--- BEGIN GIVEN RECORDS ---

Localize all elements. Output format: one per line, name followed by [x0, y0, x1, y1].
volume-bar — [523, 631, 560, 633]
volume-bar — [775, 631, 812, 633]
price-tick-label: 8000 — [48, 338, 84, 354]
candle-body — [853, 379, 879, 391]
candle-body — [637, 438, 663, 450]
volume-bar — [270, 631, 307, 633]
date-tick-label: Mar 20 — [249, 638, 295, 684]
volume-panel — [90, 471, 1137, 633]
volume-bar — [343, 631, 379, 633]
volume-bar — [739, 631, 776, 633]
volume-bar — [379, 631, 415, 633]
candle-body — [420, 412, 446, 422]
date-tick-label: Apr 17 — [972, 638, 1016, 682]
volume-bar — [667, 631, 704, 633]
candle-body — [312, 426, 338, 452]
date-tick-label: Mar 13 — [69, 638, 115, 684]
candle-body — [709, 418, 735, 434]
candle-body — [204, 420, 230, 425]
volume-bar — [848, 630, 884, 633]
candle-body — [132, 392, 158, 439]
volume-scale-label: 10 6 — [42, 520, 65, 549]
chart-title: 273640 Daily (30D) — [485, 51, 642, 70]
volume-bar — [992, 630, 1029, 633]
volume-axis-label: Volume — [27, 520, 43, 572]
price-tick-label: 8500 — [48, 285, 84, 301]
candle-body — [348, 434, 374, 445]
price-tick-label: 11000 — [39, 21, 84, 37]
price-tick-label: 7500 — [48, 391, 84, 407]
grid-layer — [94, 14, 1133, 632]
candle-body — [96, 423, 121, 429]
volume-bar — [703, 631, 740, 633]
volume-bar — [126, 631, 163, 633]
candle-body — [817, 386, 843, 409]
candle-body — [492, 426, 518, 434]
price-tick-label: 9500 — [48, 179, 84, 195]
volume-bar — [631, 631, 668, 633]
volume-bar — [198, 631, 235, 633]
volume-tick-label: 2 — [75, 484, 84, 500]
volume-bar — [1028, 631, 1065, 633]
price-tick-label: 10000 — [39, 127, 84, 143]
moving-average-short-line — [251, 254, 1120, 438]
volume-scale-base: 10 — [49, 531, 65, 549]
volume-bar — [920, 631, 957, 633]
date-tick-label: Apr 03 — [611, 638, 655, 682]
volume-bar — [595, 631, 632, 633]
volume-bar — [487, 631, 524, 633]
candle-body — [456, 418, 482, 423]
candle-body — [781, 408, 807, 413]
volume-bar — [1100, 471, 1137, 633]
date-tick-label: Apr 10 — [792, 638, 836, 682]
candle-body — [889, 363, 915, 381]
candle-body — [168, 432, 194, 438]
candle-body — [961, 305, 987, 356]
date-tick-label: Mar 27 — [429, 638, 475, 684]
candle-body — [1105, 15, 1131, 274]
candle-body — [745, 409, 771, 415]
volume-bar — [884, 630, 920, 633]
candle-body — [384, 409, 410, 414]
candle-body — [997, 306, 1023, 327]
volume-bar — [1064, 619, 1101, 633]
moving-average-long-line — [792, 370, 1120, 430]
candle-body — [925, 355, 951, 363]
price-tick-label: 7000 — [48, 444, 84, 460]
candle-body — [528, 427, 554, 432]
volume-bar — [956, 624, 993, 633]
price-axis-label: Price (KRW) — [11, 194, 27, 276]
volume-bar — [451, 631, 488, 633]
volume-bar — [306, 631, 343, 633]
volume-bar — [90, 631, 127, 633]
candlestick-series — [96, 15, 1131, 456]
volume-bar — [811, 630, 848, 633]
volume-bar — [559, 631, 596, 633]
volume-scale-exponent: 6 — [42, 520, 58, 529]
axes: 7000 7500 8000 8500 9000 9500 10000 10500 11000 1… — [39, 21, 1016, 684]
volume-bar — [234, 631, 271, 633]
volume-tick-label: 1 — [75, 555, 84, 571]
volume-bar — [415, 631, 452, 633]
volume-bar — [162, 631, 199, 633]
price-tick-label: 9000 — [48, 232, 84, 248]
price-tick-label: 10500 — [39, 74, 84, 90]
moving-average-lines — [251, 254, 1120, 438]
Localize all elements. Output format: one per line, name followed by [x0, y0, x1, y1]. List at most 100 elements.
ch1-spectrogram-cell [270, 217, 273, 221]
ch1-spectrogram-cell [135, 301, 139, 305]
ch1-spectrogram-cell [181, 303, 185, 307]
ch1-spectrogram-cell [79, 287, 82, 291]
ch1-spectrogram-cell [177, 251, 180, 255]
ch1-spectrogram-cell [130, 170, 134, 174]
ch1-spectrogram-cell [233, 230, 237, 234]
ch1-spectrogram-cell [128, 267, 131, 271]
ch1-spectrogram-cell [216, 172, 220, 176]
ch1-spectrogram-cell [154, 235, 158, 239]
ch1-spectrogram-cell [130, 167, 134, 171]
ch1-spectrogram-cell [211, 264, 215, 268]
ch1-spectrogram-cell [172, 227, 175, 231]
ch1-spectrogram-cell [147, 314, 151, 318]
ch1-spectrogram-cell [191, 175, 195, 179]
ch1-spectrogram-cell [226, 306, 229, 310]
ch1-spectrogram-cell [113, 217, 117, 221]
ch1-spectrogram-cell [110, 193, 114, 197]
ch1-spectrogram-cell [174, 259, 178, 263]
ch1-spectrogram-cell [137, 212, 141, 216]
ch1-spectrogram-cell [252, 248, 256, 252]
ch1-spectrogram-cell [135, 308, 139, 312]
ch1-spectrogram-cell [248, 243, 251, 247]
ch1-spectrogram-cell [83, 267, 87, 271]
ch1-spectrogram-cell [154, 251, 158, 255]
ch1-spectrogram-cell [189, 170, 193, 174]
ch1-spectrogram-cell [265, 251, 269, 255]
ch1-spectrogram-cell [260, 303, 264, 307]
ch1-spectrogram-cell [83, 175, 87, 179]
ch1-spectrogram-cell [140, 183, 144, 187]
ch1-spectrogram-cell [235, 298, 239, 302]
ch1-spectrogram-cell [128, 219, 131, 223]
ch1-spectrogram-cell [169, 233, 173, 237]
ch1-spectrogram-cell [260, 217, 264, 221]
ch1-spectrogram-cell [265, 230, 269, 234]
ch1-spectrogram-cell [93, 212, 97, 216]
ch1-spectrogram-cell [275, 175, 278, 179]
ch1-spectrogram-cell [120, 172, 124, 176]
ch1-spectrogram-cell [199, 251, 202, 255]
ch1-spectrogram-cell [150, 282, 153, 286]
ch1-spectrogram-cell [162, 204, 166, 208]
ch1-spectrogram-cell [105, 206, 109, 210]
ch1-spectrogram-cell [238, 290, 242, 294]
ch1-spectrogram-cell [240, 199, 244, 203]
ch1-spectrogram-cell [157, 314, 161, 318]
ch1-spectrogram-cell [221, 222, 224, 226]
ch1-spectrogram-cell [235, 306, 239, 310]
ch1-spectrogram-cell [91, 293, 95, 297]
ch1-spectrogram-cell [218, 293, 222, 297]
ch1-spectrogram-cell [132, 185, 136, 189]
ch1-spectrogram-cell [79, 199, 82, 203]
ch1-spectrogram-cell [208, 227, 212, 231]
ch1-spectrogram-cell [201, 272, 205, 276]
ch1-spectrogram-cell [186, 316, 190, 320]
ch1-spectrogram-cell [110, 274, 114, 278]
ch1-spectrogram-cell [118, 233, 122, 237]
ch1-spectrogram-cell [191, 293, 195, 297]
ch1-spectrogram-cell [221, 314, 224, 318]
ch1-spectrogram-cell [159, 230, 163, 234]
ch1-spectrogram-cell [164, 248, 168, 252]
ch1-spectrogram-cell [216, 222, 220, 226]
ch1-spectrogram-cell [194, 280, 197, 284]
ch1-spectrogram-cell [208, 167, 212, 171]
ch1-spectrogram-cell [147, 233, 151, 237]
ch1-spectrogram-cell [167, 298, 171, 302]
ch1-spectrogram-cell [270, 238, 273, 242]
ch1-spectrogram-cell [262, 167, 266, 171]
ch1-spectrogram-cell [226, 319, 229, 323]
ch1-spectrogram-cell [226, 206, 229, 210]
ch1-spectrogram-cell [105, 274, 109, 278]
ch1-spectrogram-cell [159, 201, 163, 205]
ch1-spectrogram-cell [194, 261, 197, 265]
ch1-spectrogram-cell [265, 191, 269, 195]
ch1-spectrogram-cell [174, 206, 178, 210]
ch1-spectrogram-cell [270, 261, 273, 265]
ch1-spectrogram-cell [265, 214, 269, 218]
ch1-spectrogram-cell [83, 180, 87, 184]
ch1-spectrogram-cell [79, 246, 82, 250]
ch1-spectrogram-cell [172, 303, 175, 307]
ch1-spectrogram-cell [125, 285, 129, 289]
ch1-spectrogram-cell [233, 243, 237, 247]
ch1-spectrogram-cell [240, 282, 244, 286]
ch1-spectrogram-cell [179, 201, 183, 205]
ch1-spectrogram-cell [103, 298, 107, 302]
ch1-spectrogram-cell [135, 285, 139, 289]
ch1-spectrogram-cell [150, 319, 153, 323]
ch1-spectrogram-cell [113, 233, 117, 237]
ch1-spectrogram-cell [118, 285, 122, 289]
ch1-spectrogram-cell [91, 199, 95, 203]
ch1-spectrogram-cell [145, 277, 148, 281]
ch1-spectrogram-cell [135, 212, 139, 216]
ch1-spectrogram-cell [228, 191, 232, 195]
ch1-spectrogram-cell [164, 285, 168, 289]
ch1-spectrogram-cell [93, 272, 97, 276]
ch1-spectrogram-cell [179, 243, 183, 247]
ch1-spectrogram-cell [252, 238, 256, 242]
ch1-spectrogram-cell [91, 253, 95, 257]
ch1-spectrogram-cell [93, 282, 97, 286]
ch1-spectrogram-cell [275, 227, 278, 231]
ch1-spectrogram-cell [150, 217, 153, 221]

--- END GIVEN RECORDS ---

= GIVEN EXERCISE =
Rewrite the rows from the start through the line with "candle-body — [853, 379, 879, 391]", changing "volume-bar" to "volume-column" and leaving everything else the same.

= FINISHED TASK =
Localize all elements. Output format: one per line, name followed by [x0, y0, x1, y1].
volume-column — [523, 631, 560, 633]
volume-column — [775, 631, 812, 633]
price-tick-label: 8000 — [48, 338, 84, 354]
candle-body — [853, 379, 879, 391]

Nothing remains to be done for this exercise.